[Supplied material]:
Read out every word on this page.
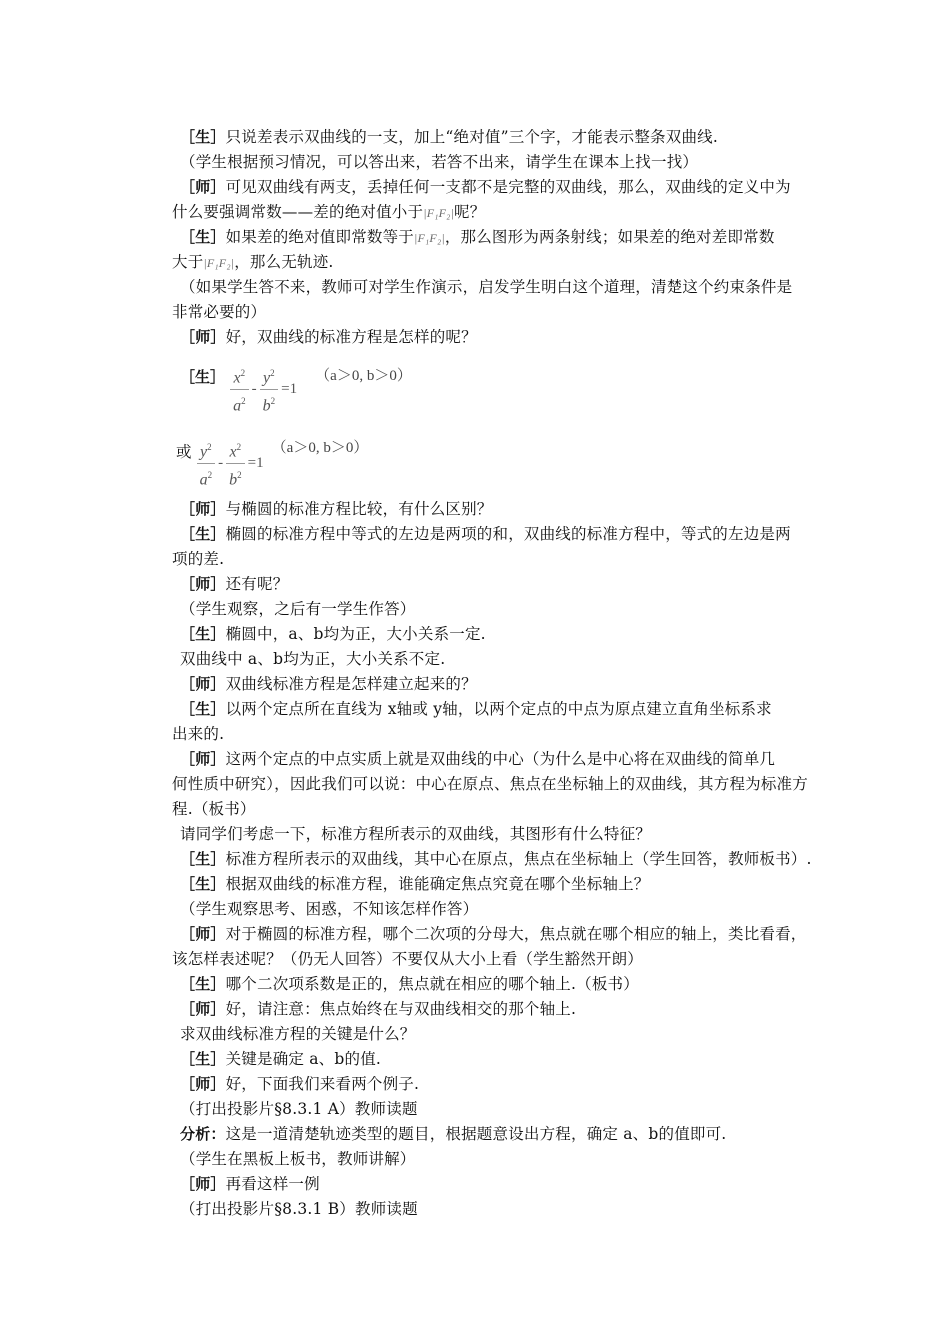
［生］只说差表示双曲线的一支，加上“绝对值”三个字，才能表示整条双曲线.
（学生根据预习情况，可以答出来，若答不出来，请学生在课本上找一找）
［师］可见双曲线有两支，丢掉任何一支都不是完整的双曲线，那么，双曲线的定义中为
什么要强调常数——差的绝对值小于|F₁F₂|呢？
［生］如果差的绝对值即常数等于|F₁F₂|，那么图形为两条射线；如果差的绝对差即常数
大于|F₁F₂|，那么无轨迹.
（如果学生答不来，教师可对学生作演示，启发学生明白这个道理，清楚这个约束条件是
非常必要的）
［师］好，双曲线的标准方程是怎样的呢？
［生］ $\frac{x^2}{a^2} - \frac{y^2}{b^2} =1$ （a＞0, b＞0）
或 $\frac{y^2}{a^2} - \frac{x^2}{b^2} =1$ （a＞0, b＞0）
［师］与椭圆的标准方程比较，有什么区别？
［生］椭圆的标准方程中等式的左边是两项的和，双曲线的标准方程中，等式的左边是两
项的差.
［师］还有呢？
（学生观察，之后有一学生作答）
［生］椭圆中，a、b均为正，大小关系一定.
双曲线中 a、b均为正，大小关系不定.
［师］双曲线标准方程是怎样建立起来的？
［生］以两个定点所在直线为 x轴或 y轴，以两个定点的中点为原点建立直角坐标系求
出来的.
［师］这两个定点的中点实质上就是双曲线的中心（为什么是中心将在双曲线的简单几
何性质中研究），因此我们可以说：中心在原点、焦点在坐标轴上的双曲线，其方程为标准方
程.（板书）
请同学们考虑一下，标准方程所表示的双曲线，其图形有什么特征？
［生］标准方程所表示的双曲线，其中心在原点，焦点在坐标轴上（学生回答，教师板书）.
［生］根据双曲线的标准方程，谁能确定焦点究竟在哪个坐标轴上？
（学生观察思考、困惑，不知该怎样作答）
［师］对于椭圆的标准方程，哪个二次项的分母大，焦点就在哪个相应的轴上，类比看看，
该怎样表述呢？（仍无人回答）不要仅从大小上看（学生豁然开朗）
［生］哪个二次项系数是正的，焦点就在相应的哪个轴上.（板书）
［师］好，请注意：焦点始终在与双曲线相交的那个轴上.
求双曲线标准方程的关键是什么？
［生］关键是确定 a、b的值.
［师］好，下面我们来看两个例子.
（打出投影片§8.3.1 A）教师读题
分析：这是一道清楚轨迹类型的题目，根据题意设出方程，确定 a、b的值即可.
（学生在黑板上板书，教师讲解）
［师］再看这样一例
（打出投影片§8.3.1 B）教师读题
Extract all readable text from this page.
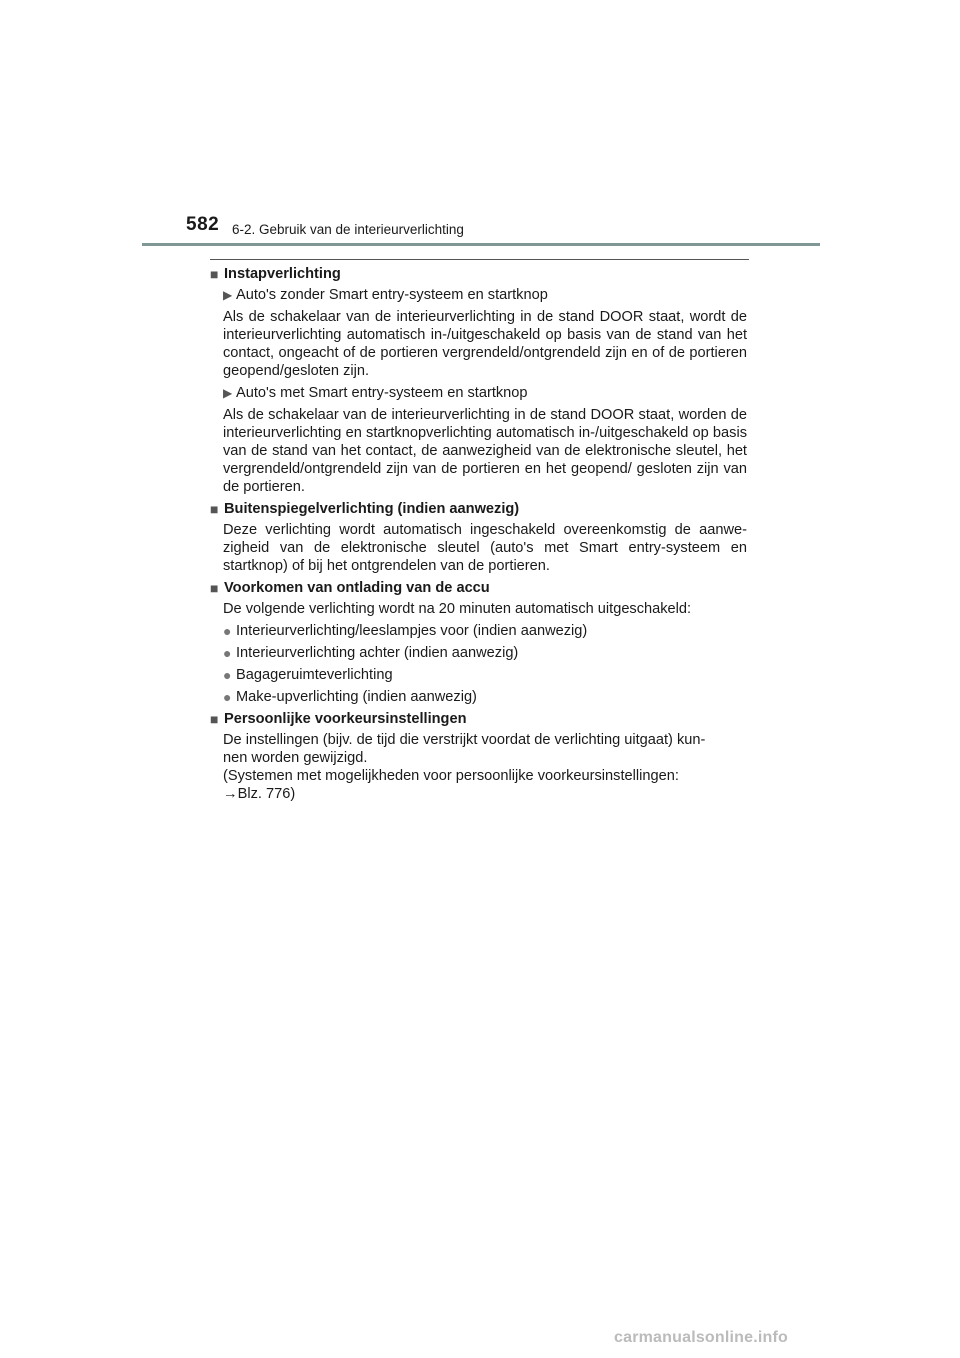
582 6-2. Gebruik van de interieurverlichting
■ Instapverlichting
▶ Auto's zonder Smart entry-systeem en startknop

Als de schakelaar van de interieurverlichting in de stand DOOR staat, wordt de interieurverlichting automatisch in-/uitgeschakeld op basis van de stand van het contact, ongeacht of de portieren vergrendeld/ontgrendeld zijn en of de portieren geopend/gesloten zijn.

▶ Auto's met Smart entry-systeem en startknop

Als de schakelaar van de interieurverlichting in de stand DOOR staat, worden de interieurverlichting en startknopverlichting automatisch in-/uitgeschakeld op basis van de stand van het contact, de aanwezigheid van de elektronische sleutel, het vergrendeld/ontgrendeld zijn van de portieren en het geopend/ gesloten zijn van de portieren.

■ Buitenspiegelverlichting (indien aanwezig)

Deze verlichting wordt automatisch ingeschakeld overeenkomstig de aanwe- zigheid van de elektronische sleutel (auto's met Smart entry-systeem en startknop) of bij het ontgrendelen van de portieren.

■ Voorkomen van ontlading van de accu

De volgende verlichting wordt na 20 minuten automatisch uitgeschakeld:

● Interieurverlichting/leeslampjes voor (indien aanwezig)
● Interieurverlichting achter (indien aanwezig)
● Bagageruimteverlichting
● Make-upverlichting (indien aanwezig)
■ Persoonlijke voorkeursinstellingen
De instellingen (bijv. de tijd die verstrijkt voordat de verlichting uitgaat) kun-
nen worden gewijzigd.
(Systemen met mogelijkheden voor persoonlijke voorkeursinstellingen:
→Blz. 776)
carmanualsonline.info
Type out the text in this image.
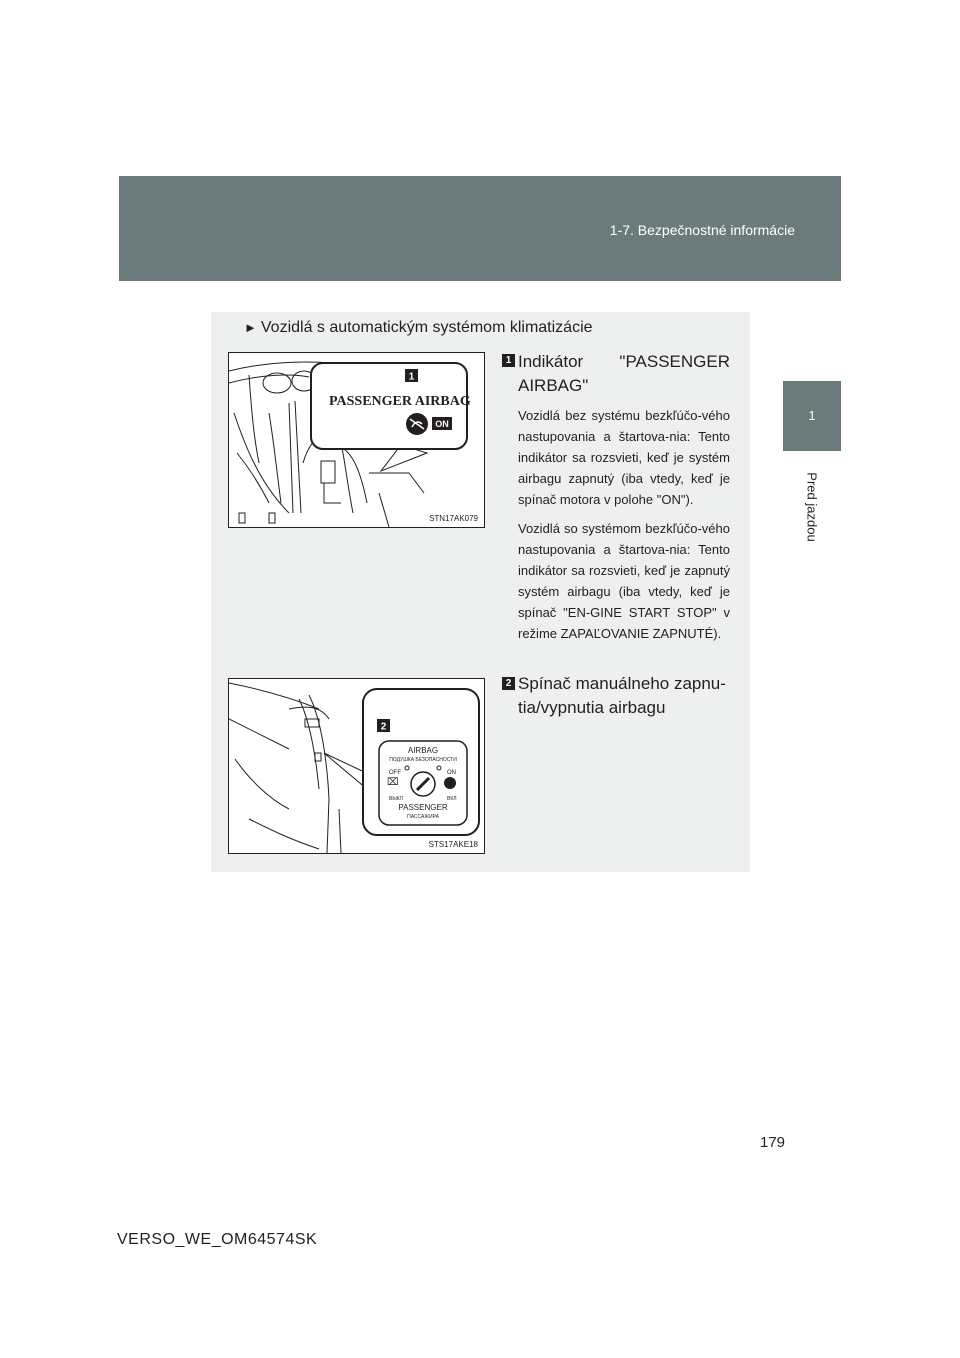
1-7. Bezpečnostné informácie
1
Pred jazdou
► Vozidlá s automatickým systémom klimatizácie
1
PASSENGER AIRBAG
ON
STN17AK079
1 Indikátor "PASSENGER
AIRBAG"
Vozidlá bez systému bezkľúčo-vého nastupovania a štartova-nia: Tento indikátor sa rozsvieti, keď je systém airbagu zapnutý (iba vtedy, keď je spínač motora v polohe "ON").
Vozidlá so systémom bezkľúčo-vého nastupovania a štartova-nia: Tento indikátor sa rozsvieti, keď je zapnutý systém airbagu (iba vtedy, keď je spínač "EN-GINE START STOP" v režime ZAPAĽOVANIE ZAPNUTÉ).
2
AIRBAG
ПОДУШКА БЕЗОПАСНОСТИ
OFF	ON
⌧
ВЫКЛ	ВКЛ
PASSENGER
ПАССАЖИРА
STS17AKE18
2 Spínač manuálneho zapnu-
tia/vypnutia airbagu
179
VERSO_WE_OM64574SK
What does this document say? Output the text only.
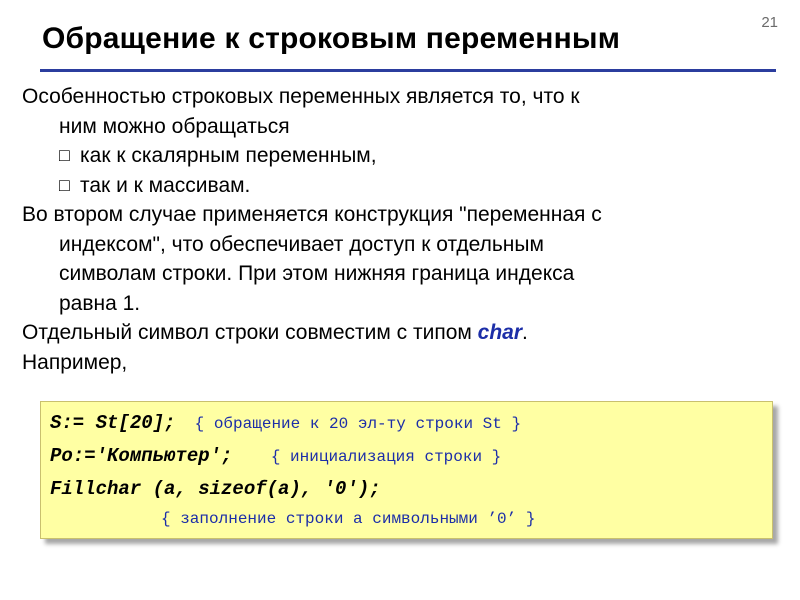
21
Обращение к строковым переменным
Особенностью строковых переменных является то, что к
ним можно обращаться
□ как к скалярным переменным,
□ так и к массивам.
Во втором случае применяется конструкция "переменная с
индексом", что обеспечивает доступ к отдельным
символам строки. При этом нижняя граница индекса
равна 1.
Отдельный символ строки совместим с типом char.
Например,
S:= St[20]; { обращение к 20 эл-ту строки St }
Po:='Компьютер'; { инициализация строки }
Fillchar (a, sizeof(a), '0');
{ заполнение строки а символьными ’0’ }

[Your objective]: The material above holds pictures; copy everything else in it exactly.

[Solution to the problem]:
Read out every word on this page.
［生］只说差表示双曲线的一支，加上“绝对值”三个字，才能表示整条双曲线.
（学生根据预习情况，可以答出来，若答不出来，请学生在课本上找一找）
［师］可见双曲线有两支，丢掉任何一支都不是完整的双曲线，那么，双曲线的定义中为
什么要强调常数——差的绝对值小于|F₁F₂|呢？
［生］如果差的绝对值即常数等于|F₁F₂|，那么图形为两条射线；如果差的绝对差即常数
大于|F₁F₂|，那么无轨迹.
（如果学生答不来，教师可对学生作演示，启发学生明白这个道理，清楚这个约束条件是
非常必要的）
［师］好，双曲线的标准方程是怎样的呢？
［生］ $\frac{x^2}{a^2} - \frac{y^2}{b^2} =1$ （a＞0, b＞0）
或 $\frac{y^2}{a^2} - \frac{x^2}{b^2} =1$ （a＞0, b＞0）
［师］与椭圆的标准方程比较，有什么区别？
［生］椭圆的标准方程中等式的左边是两项的和，双曲线的标准方程中，等式的左边是两
项的差.
［师］还有呢？
（学生观察，之后有一学生作答）
［生］椭圆中，a、b均为正，大小关系一定.
双曲线中 a、b均为正，大小关系不定.
［师］双曲线标准方程是怎样建立起来的？
［生］以两个定点所在直线为 x轴或 y轴，以两个定点的中点为原点建立直角坐标系求
出来的.
［师］这两个定点的中点实质上就是双曲线的中心（为什么是中心将在双曲线的简单几
何性质中研究），因此我们可以说：中心在原点、焦点在坐标轴上的双曲线，其方程为标准方
程.（板书）
请同学们考虑一下，标准方程所表示的双曲线，其图形有什么特征？
［生］标准方程所表示的双曲线，其中心在原点，焦点在坐标轴上（学生回答，教师板书）.
［生］根据双曲线的标准方程，谁能确定焦点究竟在哪个坐标轴上？
（学生观察思考、困惑，不知该怎样作答）
［师］对于椭圆的标准方程，哪个二次项的分母大，焦点就在哪个相应的轴上，类比看看，
该怎样表述呢？（仍无人回答）不要仅从大小上看（学生豁然开朗）
［生］哪个二次项系数是正的，焦点就在相应的哪个轴上.（板书）
［师］好，请注意：焦点始终在与双曲线相交的那个轴上.
求双曲线标准方程的关键是什么？
［生］关键是确定 a、b的值.
［师］好，下面我们来看两个例子.
（打出投影片§8.3.1 A）教师读题
分析：这是一道清楚轨迹类型的题目，根据题意设出方程，确定 a、b的值即可.
（学生在黑板上板书，教师讲解）
［师］再看这样一例
（打出投影片§8.3.1 B）教师读题
Extract all readable text from this page.
582 6-2. Gebruik van de interieurverlichting
■ Instapverlichting
▶ Auto's zonder Smart entry-systeem en startknop

Als de schakelaar van de interieurverlichting in de stand DOOR staat, wordt de interieurverlichting automatisch in-/uitgeschakeld op basis van de stand van het contact, ongeacht of de portieren vergrendeld/ontgrendeld zijn en of de portieren geopend/gesloten zijn.

▶ Auto's met Smart entry-systeem en startknop

Als de schakelaar van de interieurverlichting in de stand DOOR staat, worden de interieurverlichting en startknopverlichting automatisch in-/uitgeschakeld op basis van de stand van het contact, de aanwezigheid van de elektronische sleutel, het vergrendeld/ontgrendeld zijn van de portieren en het geopend/ gesloten zijn van de portieren.

■ Buitenspiegelverlichting (indien aanwezig)

Deze verlichting wordt automatisch ingeschakeld overeenkomstig de aanwe- zigheid van de elektronische sleutel (auto's met Smart entry-systeem en startknop) of bij het ontgrendelen van de portieren.

■ Voorkomen van ontlading van de accu

De volgende verlichting wordt na 20 minuten automatisch uitgeschakeld:

● Interieurverlichting/leeslampjes voor (indien aanwezig)
● Interieurverlichting achter (indien aanwezig)
● Bagageruimteverlichting
● Make-upverlichting (indien aanwezig)
■ Persoonlijke voorkeursinstellingen
De instellingen (bijv. de tijd die verstrijkt voordat de verlichting uitgaat) kun-
nen worden gewijzigd.
(Systemen met mogelijkheden voor persoonlijke voorkeursinstellingen:
→Blz. 776)
carmanualsonline.info
Type out the text in this image.
1-7. Bezpečnostné informácie
1
Pred jazdou
► Vozidlá s automatickým systémom klimatizácie
1
PASSENGER AIRBAG
ON
STN17AK079
1 Indikátor "PASSENGER
AIRBAG"
Vozidlá bez systému bezkľúčo-vého nastupovania a štartova-nia: Tento indikátor sa rozsvieti, keď je systém airbagu zapnutý (iba vtedy, keď je spínač motora v polohe "ON").
Vozidlá so systémom bezkľúčo-vého nastupovania a štartova-nia: Tento indikátor sa rozsvieti, keď je zapnutý systém airbagu (iba vtedy, keď je spínač "EN-GINE START STOP" v režime ZAPAĽOVANIE ZAPNUTÉ).
2
AIRBAG
ПОДУШКА БЕЗОПАСНОСТИ
OFF	ON
⌧
ВЫКЛ	ВКЛ
PASSENGER
ПАССАЖИРА
STS17AKE18
2 Spínač manuálneho zapnu-
tia/vypnutia airbagu
179
VERSO_WE_OM64574SK
What does this document say? Output the text only.
21
Обращение к строковым переменным
Особенностью строковых переменных является то, что к
ним можно обращаться
□ как к скалярным переменным,
□ так и к массивам.
Во втором случае применяется конструкция "переменная с
индексом", что обеспечивает доступ к отдельным
символам строки. При этом нижняя граница индекса
равна 1.
Отдельный символ строки совместим с типом char.
Например,
S:= St[20]; { обращение к 20 эл-ту строки St }
Po:='Компьютер'; { инициализация строки }
Fillchar (a, sizeof(a), '0');
{ заполнение строки а символьными ’0’ }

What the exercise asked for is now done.